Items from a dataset

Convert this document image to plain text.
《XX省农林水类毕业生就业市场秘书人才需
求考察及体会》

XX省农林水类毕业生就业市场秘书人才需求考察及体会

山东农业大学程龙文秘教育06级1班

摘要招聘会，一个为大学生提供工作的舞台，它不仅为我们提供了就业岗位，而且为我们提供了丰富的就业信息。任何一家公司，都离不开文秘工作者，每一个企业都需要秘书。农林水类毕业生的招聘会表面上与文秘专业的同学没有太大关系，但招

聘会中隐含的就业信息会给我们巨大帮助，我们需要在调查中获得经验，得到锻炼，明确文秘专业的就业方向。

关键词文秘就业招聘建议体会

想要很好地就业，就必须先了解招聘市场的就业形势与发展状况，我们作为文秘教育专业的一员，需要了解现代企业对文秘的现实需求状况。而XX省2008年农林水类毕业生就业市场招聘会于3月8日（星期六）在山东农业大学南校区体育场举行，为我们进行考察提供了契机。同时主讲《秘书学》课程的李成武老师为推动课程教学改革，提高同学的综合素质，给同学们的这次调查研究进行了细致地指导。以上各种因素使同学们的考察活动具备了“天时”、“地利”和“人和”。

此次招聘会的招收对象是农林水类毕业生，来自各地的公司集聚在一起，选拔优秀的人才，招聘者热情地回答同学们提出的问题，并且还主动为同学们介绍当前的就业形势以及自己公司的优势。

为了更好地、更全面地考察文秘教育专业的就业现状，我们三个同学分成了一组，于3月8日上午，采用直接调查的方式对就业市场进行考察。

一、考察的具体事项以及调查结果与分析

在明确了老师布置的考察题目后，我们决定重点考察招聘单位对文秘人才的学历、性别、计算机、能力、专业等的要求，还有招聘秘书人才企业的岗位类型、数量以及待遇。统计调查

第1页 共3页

▸ **Exercise prompt**
Repeat the records above in full, character for character.

▸ **Solved problem**
Convert this document image to plain text.
《XX省农林水类毕业生就业市场秘书人才需
求考察及体会》

XX省农林水类毕业生就业市场秘书人才需求考察及体会

山东农业大学程龙文秘教育06级1班

摘要招聘会，一个为大学生提供工作的舞台，它不仅为我们提供了就业岗位，而且为我们提供了丰富的就业信息。任何一家公司，都离不开文秘工作者，每一个企业都需要秘书。农林水类毕业生的招聘会表面上与文秘专业的同学没有太大关系，但招

聘会中隐含的就业信息会给我们巨大帮助，我们需要在调查中获得经验，得到锻炼，明确文秘专业的就业方向。

关键词文秘就业招聘建议体会

想要很好地就业，就必须先了解招聘市场的就业形势与发展状况，我们作为文秘教育专业的一员，需要了解现代企业对文秘的现实需求状况。而XX省2008年农林水类毕业生就业市场招聘会于3月8日（星期六）在山东农业大学南校区体育场举行，为我们进行考察提供了契机。同时主讲《秘书学》课程的李成武老师为推动课程教学改革，提高同学的综合素质，给同学们的这次调查研究进行了细致地指导。以上各种因素使同学们的考察活动具备了“天时”、“地利”和“人和”。

此次招聘会的招收对象是农林水类毕业生，来自各地的公司集聚在一起，选拔优秀的人才，招聘者热情地回答同学们提出的问题，并且还主动为同学们介绍当前的就业形势以及自己公司的优势。

为了更好地、更全面地考察文秘教育专业的就业现状，我们三个同学分成了一组，于3月8日上午，采用直接调查的方式对就业市场进行考察。

一、考察的具体事项以及调查结果与分析

在明确了老师布置的考察题目后，我们决定重点考察招聘单位对文秘人才的学历、性别、计算机、能力、专业等的要求，还有招聘秘书人才企业的岗位类型、数量以及待遇。统计调查

第1页 共3页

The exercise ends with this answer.